§ Problem to work on
Exact repetition of every entry is required.

§ Dataset records
-----

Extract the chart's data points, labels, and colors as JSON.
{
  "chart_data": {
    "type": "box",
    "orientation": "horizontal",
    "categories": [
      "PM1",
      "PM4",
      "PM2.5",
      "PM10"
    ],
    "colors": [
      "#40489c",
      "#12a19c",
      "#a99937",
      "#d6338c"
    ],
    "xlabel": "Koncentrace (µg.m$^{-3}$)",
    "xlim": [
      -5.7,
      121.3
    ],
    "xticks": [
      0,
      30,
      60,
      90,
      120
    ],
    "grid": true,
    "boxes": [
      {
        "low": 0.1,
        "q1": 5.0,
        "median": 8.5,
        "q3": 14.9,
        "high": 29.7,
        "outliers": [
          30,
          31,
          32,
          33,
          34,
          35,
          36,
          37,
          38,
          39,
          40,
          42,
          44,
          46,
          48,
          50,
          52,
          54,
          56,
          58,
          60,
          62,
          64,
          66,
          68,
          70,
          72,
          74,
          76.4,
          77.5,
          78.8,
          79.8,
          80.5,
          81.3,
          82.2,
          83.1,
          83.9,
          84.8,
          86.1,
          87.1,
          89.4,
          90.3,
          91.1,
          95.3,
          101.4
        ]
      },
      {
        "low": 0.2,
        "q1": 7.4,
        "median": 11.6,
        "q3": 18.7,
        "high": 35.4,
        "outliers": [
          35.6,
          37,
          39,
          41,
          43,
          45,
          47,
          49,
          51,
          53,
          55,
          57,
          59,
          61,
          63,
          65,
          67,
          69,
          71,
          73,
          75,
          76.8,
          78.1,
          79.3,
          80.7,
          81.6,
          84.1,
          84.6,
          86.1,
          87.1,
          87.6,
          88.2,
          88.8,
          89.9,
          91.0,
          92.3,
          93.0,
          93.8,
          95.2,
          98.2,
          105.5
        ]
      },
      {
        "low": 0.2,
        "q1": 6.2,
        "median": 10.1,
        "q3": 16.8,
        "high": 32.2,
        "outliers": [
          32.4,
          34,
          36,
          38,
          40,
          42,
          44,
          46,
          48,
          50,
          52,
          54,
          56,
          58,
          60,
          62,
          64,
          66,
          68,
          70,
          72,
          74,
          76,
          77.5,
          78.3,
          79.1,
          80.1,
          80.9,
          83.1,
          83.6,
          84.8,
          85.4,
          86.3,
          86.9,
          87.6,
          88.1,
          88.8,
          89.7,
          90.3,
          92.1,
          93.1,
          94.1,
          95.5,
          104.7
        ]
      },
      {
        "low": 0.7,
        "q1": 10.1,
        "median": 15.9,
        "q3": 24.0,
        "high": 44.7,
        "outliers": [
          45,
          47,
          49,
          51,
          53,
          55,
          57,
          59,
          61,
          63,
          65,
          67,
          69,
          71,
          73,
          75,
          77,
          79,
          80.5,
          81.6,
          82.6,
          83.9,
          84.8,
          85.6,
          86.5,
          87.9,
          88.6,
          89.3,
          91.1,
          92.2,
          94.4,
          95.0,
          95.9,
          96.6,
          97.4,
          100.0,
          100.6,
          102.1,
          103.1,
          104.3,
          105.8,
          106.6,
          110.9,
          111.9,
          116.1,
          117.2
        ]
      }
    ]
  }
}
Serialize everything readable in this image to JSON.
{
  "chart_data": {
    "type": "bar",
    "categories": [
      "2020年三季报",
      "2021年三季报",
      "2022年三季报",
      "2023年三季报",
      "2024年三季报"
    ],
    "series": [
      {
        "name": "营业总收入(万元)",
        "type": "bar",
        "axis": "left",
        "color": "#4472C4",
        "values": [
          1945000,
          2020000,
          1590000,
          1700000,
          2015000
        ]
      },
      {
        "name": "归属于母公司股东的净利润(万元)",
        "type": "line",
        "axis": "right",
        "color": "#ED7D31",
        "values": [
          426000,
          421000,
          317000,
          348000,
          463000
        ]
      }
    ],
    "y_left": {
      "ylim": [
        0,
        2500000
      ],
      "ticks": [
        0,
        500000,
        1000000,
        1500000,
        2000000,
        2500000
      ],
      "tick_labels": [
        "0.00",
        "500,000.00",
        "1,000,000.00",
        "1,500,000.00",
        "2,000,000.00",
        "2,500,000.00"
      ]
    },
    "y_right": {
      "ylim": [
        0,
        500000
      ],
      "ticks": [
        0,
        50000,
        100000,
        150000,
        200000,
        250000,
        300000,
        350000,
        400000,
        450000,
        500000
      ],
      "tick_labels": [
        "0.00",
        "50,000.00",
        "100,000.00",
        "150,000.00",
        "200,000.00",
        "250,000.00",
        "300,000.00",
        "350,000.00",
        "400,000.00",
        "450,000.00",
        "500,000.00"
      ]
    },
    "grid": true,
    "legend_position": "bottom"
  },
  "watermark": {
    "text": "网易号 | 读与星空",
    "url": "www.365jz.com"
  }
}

-----

§ Full solution
Extract the chart's data points, labels, and colors as JSON.
{
  "chart_data": {
    "type": "box",
    "orientation": "horizontal",
    "categories": [
      "PM1",
      "PM4",
      "PM2.5",
      "PM10"
    ],
    "colors": [
      "#40489c",
      "#12a19c",
      "#a99937",
      "#d6338c"
    ],
    "xlabel": "Koncentrace (µg.m$^{-3}$)",
    "xlim": [
      -5.7,
      121.3
    ],
    "xticks": [
      0,
      30,
      60,
      90,
      120
    ],
    "grid": true,
    "boxes": [
      {
        "low": 0.1,
        "q1": 5.0,
        "median": 8.5,
        "q3": 14.9,
        "high": 29.7,
        "outliers": [
          30,
          31,
          32,
          33,
          34,
          35,
          36,
          37,
          38,
          39,
          40,
          42,
          44,
          46,
          48,
          50,
          52,
          54,
          56,
          58,
          60,
          62,
          64,
          66,
          68,
          70,
          72,
          74,
          76.4,
          77.5,
          78.8,
          79.8,
          80.5,
          81.3,
          82.2,
          83.1,
          83.9,
          84.8,
          86.1,
          87.1,
          89.4,
          90.3,
          91.1,
          95.3,
          101.4
        ]
      },
      {
        "low": 0.2,
        "q1": 7.4,
        "median": 11.6,
        "q3": 18.7,
        "high": 35.4,
        "outliers": [
          35.6,
          37,
          39,
          41,
          43,
          45,
          47,
          49,
          51,
          53,
          55,
          57,
          59,
          61,
          63,
          65,
          67,
          69,
          71,
          73,
          75,
          76.8,
          78.1,
          79.3,
          80.7,
          81.6,
          84.1,
          84.6,
          86.1,
          87.1,
          87.6,
          88.2,
          88.8,
          89.9,
          91.0,
          92.3,
          93.0,
          93.8,
          95.2,
          98.2,
          105.5
        ]
      },
      {
        "low": 0.2,
        "q1": 6.2,
        "median": 10.1,
        "q3": 16.8,
        "high": 32.2,
        "outliers": [
          32.4,
          34,
          36,
          38,
          40,
          42,
          44,
          46,
          48,
          50,
          52,
          54,
          56,
          58,
          60,
          62,
          64,
          66,
          68,
          70,
          72,
          74,
          76,
          77.5,
          78.3,
          79.1,
          80.1,
          80.9,
          83.1,
          83.6,
          84.8,
          85.4,
          86.3,
          86.9,
          87.6,
          88.1,
          88.8,
          89.7,
          90.3,
          92.1,
          93.1,
          94.1,
          95.5,
          104.7
        ]
      },
      {
        "low": 0.7,
        "q1": 10.1,
        "median": 15.9,
        "q3": 24.0,
        "high": 44.7,
        "outliers": [
          45,
          47,
          49,
          51,
          53,
          55,
          57,
          59,
          61,
          63,
          65,
          67,
          69,
          71,
          73,
          75,
          77,
          79,
          80.5,
          81.6,
          82.6,
          83.9,
          84.8,
          85.6,
          86.5,
          87.9,
          88.6,
          89.3,
          91.1,
          92.2,
          94.4,
          95.0,
          95.9,
          96.6,
          97.4,
          100.0,
          100.6,
          102.1,
          103.1,
          104.3,
          105.8,
          106.6,
          110.9,
          111.9,
          116.1,
          117.2
        ]
      }
    ]
  }
}
Serialize everything readable in this image to JSON.
{
  "chart_data": {
    "type": "bar",
    "categories": [
      "2020年三季报",
      "2021年三季报",
      "2022年三季报",
      "2023年三季报",
      "2024年三季报"
    ],
    "series": [
      {
        "name": "营业总收入(万元)",
        "type": "bar",
        "axis": "left",
        "color": "#4472C4",
        "values": [
          1945000,
          2020000,
          1590000,
          1700000,
          2015000
        ]
      },
      {
        "name": "归属于母公司股东的净利润(万元)",
        "type": "line",
        "axis": "right",
        "color": "#ED7D31",
        "values": [
          426000,
          421000,
          317000,
          348000,
          463000
        ]
      }
    ],
    "y_left": {
      "ylim": [
        0,
        2500000
      ],
      "ticks": [
        0,
        500000,
        1000000,
        1500000,
        2000000,
        2500000
      ],
      "tick_labels": [
        "0.00",
        "500,000.00",
        "1,000,000.00",
        "1,500,000.00",
        "2,000,000.00",
        "2,500,000.00"
      ]
    },
    "y_right": {
      "ylim": [
        0,
        500000
      ],
      "ticks": [
        0,
        50000,
        100000,
        150000,
        200000,
        250000,
        300000,
        350000,
        400000,
        450000,
        500000
      ],
      "tick_labels": [
        "0.00",
        "50,000.00",
        "100,000.00",
        "150,000.00",
        "200,000.00",
        "250,000.00",
        "300,000.00",
        "350,000.00",
        "400,000.00",
        "450,000.00",
        "500,000.00"
      ]
    },
    "grid": true,
    "legend_position": "bottom"
  },
  "watermark": {
    "text": "网易号 | 读与星空",
    "url": "www.365jz.com"
  }
}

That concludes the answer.